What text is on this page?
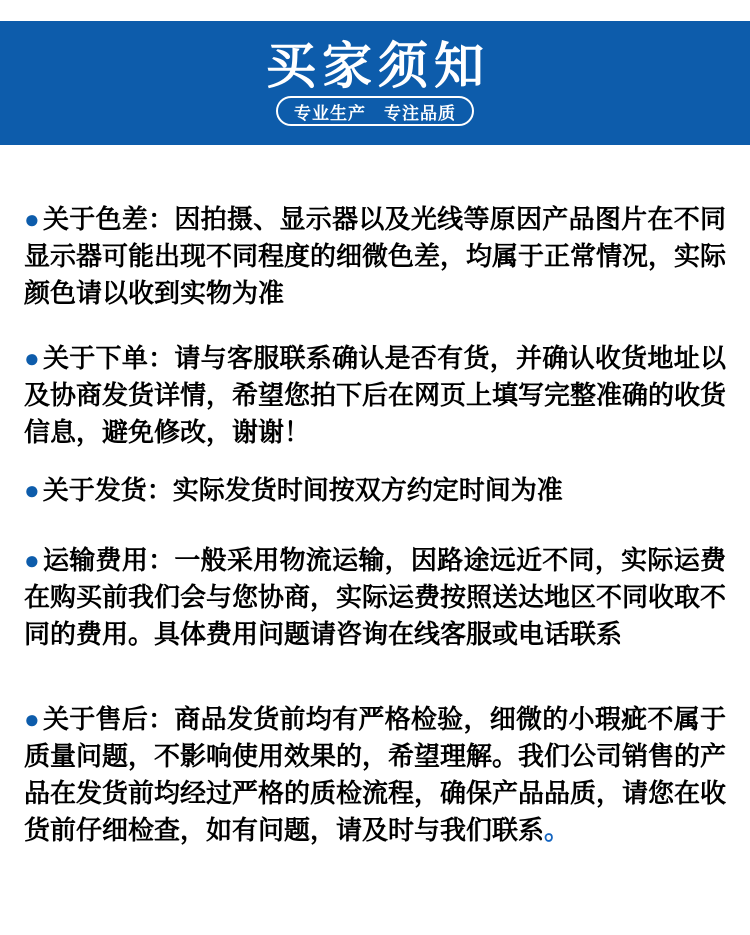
买家须知
专业生产　专注品质

● 关于色差：因拍摄、显示器以及光线等原因产品图片在不同显示器可能出现不同程度的细微色差，均属于正常情况，实际颜色请以收到实物为准

● 关于下单：请与客服联系确认是否有货，并确认收货地址以及协商发货详情，希望您拍下后在网页上填写完整准确的收货信息，避免修改，谢谢！

● 关于发货：实际发货时间按双方约定时间为准

● 运输费用：一般采用物流运输，因路途远近不同，实际运费在购买前我们会与您协商，实际运费按照送达地区不同收取不同的费用。具体费用问题请咨询在线客服或电话联系

● 关于售后：商品发货前均有严格检验，细微的小瑕疵不属于质量问题，不影响使用效果的，希望理解。我们公司销售的产品在发货前均经过严格的质检流程，确保产品品质，请您在收货前仔细检查，如有问题，请及时与我们联系。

===

Repeat the data above exactly, but not the pictures.

Right answer
What text is on this page?
买家须知
专业生产　专注品质

● 关于色差：因拍摄、显示器以及光线等原因产品图片在不同显示器可能出现不同程度的细微色差，均属于正常情况，实际颜色请以收到实物为准

● 关于下单：请与客服联系确认是否有货，并确认收货地址以及协商发货详情，希望您拍下后在网页上填写完整准确的收货信息，避免修改，谢谢！

● 关于发货：实际发货时间按双方约定时间为准

● 运输费用：一般采用物流运输，因路途远近不同，实际运费在购买前我们会与您协商，实际运费按照送达地区不同收取不同的费用。具体费用问题请咨询在线客服或电话联系

● 关于售后：商品发货前均有严格检验，细微的小瑕疵不属于质量问题，不影响使用效果的，希望理解。我们公司销售的产品在发货前均经过严格的质检流程，确保产品品质，请您在收货前仔细检查，如有问题，请及时与我们联系。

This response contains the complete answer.